> **PROBLEM**: Gather all lines containing the string "Steve" and copy them out.

>> Begin DATA EXCERPTS

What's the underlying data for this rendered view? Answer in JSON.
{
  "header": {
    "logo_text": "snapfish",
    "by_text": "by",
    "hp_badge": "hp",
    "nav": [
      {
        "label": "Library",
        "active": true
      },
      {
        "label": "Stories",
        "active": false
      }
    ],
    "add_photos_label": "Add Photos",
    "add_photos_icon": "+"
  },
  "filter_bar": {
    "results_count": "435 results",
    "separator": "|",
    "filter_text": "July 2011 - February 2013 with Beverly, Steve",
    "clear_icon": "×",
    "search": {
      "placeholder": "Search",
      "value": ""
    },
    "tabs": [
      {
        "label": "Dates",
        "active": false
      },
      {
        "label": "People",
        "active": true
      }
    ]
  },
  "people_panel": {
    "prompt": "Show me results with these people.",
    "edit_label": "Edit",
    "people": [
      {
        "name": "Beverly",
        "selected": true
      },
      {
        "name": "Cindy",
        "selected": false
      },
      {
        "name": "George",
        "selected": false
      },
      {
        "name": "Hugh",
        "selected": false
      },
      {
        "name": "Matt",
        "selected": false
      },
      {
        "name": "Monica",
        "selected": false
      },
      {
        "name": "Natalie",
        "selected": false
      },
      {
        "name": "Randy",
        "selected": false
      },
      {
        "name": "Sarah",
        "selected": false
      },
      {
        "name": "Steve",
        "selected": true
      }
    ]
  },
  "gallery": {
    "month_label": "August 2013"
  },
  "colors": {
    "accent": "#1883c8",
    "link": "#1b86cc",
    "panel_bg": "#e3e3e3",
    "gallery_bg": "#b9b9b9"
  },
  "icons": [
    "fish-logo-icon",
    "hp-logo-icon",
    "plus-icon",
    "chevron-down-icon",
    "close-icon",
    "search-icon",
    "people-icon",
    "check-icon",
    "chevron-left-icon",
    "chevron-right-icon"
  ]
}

>> End DATA EXCERPTS
>> Begin DATA EXCERPTS

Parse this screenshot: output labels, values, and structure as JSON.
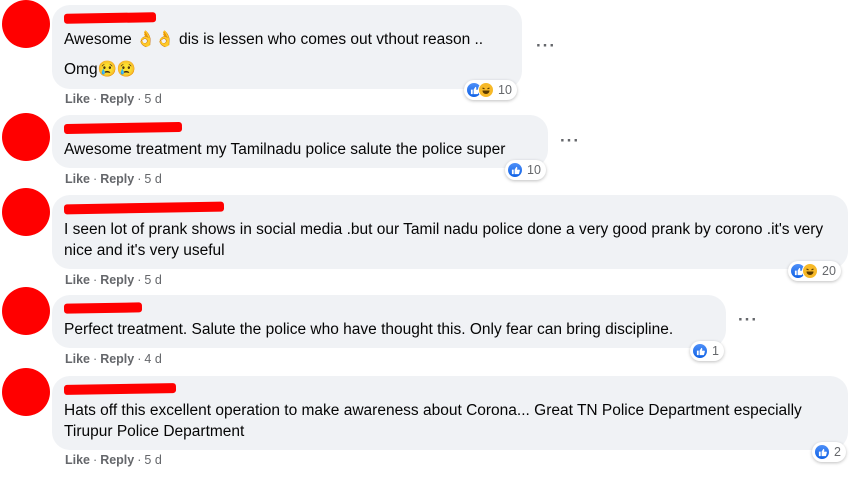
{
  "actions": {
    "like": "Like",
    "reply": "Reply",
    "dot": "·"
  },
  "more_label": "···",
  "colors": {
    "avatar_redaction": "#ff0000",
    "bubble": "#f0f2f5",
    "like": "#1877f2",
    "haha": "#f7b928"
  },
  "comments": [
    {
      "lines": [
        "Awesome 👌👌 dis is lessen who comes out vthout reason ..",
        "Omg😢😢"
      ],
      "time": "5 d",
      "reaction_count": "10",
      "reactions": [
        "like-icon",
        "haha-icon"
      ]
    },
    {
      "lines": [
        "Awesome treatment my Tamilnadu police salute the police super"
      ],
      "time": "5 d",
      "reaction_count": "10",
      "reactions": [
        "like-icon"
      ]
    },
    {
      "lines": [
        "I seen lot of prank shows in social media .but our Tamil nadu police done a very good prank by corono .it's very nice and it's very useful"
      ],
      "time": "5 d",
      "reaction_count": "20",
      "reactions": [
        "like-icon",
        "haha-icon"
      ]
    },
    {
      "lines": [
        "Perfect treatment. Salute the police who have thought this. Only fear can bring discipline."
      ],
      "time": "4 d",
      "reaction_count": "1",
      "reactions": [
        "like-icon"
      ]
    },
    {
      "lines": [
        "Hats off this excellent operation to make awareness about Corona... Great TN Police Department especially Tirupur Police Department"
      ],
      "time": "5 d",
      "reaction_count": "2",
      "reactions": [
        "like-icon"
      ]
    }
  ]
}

>> End DATA EXCERPTS

> **SOLVED EXERCISE**:
    "filter_text": "July 2011 - February 2013 with Beverly, Steve",
        "name": "Steve",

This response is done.